Problem description: Scan the lines below for the word "Michel". Copy each line you find it in.

▬▬▬▬▬▬▬▬▬▬

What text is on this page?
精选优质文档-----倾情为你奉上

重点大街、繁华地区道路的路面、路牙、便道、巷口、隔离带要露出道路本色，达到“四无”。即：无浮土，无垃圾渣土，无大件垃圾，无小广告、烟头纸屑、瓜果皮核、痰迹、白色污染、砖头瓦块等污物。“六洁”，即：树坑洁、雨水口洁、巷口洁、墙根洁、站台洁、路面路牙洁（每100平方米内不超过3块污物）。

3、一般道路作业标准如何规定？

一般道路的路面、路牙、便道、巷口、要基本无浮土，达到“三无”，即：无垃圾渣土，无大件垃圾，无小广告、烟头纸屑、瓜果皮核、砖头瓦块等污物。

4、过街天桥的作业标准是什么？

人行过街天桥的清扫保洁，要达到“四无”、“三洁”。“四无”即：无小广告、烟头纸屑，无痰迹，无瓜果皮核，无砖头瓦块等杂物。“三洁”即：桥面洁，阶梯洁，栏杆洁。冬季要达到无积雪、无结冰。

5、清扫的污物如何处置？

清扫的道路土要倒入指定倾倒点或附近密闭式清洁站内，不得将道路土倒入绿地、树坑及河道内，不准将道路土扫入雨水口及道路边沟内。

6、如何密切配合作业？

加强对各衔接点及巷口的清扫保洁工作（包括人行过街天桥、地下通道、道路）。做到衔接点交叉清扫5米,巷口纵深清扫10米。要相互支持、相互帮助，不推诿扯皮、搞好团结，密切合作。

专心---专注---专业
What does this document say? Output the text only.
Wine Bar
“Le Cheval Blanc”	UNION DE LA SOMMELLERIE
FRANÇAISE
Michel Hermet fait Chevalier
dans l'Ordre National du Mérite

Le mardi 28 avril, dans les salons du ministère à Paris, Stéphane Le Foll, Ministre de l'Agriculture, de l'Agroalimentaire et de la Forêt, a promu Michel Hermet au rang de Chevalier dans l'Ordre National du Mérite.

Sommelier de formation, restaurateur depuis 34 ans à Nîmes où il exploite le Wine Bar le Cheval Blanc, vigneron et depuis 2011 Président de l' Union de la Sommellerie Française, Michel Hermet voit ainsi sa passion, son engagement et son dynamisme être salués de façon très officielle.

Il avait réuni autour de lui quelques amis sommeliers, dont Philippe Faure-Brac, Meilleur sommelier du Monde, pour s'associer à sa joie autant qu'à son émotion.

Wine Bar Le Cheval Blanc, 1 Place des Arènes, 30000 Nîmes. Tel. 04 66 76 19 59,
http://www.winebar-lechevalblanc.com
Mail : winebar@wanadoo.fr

▬▬▬▬▬▬▬▬▬▬

Written response:
Michel Hermet fait Chevalier
Le mardi 28 avril, dans les salons du ministère à Paris, Stéphane Le Foll, Ministre de l'Agriculture, de l'Agroalimentaire et de la Forêt, a promu Michel Hermet au rang de Chevalier dans l'Ordre National du Mérite.
Sommelier de formation, restaurateur depuis 34 ans à Nîmes où il exploite le Wine Bar le Cheval Blanc, vigneron et depuis 2011 Président de l' Union de la Sommellerie Française, Michel Hermet voit ainsi sa passion, son engagement et son dynamisme être salués de façon très officielle.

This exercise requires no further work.